**Data listing:**
- - - - -

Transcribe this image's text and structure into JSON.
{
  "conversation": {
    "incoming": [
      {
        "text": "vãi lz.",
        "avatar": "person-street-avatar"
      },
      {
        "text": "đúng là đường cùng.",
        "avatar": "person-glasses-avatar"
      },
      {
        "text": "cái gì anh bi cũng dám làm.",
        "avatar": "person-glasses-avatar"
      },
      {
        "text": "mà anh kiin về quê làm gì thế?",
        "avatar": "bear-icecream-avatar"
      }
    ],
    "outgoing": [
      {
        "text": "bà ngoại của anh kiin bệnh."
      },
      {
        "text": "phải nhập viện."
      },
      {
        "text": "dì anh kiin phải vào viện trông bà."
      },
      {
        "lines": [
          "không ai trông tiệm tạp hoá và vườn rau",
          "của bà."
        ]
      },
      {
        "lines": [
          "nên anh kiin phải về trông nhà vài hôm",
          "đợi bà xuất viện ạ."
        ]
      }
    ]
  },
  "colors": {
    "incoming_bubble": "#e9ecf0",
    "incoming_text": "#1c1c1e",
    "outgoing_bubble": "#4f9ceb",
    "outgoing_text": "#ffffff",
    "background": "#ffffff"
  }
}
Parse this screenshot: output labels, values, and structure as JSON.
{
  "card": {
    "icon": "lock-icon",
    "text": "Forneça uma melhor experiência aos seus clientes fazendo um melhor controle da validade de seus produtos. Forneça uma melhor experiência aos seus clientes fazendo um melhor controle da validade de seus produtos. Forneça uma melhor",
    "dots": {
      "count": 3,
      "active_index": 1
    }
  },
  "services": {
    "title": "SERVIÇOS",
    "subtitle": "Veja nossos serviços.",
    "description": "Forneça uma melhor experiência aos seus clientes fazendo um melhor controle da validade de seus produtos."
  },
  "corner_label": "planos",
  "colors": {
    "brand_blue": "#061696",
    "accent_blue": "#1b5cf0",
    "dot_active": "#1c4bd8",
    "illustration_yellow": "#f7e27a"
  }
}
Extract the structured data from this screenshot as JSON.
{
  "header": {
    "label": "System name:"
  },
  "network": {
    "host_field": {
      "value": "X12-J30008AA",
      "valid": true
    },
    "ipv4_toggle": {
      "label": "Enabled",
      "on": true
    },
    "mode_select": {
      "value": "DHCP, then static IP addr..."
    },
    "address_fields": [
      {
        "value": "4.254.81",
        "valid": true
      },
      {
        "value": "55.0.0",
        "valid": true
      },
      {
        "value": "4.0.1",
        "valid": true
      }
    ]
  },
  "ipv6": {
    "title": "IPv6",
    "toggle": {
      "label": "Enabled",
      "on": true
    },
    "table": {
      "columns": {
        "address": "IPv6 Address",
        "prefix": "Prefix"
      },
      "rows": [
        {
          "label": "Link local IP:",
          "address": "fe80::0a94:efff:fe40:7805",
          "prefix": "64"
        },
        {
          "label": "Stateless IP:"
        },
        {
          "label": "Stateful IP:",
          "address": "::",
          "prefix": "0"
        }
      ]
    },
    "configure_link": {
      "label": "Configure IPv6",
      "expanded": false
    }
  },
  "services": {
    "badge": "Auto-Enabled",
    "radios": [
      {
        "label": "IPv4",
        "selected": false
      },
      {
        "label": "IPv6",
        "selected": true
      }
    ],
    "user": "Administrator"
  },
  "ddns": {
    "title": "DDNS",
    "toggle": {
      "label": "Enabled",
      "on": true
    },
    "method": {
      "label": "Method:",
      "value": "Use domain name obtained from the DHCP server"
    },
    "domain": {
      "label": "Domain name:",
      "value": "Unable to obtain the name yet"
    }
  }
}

- - - - -

**Work to complete:**
For this exercise, gather every line of the data that contains the word "clientes".

**Solution to this problem:**
    "text": "Forneça uma melhor experiência aos seus clientes fazendo um melhor controle da validade de seus produtos. Forneça uma melhor experiência aos seus clientes fazendo um melhor controle da validade de seus produtos. Forneça uma melhor",
    "description": "Forneça uma melhor experiência aos seus clientes fazendo um melhor controle da validade de seus produtos."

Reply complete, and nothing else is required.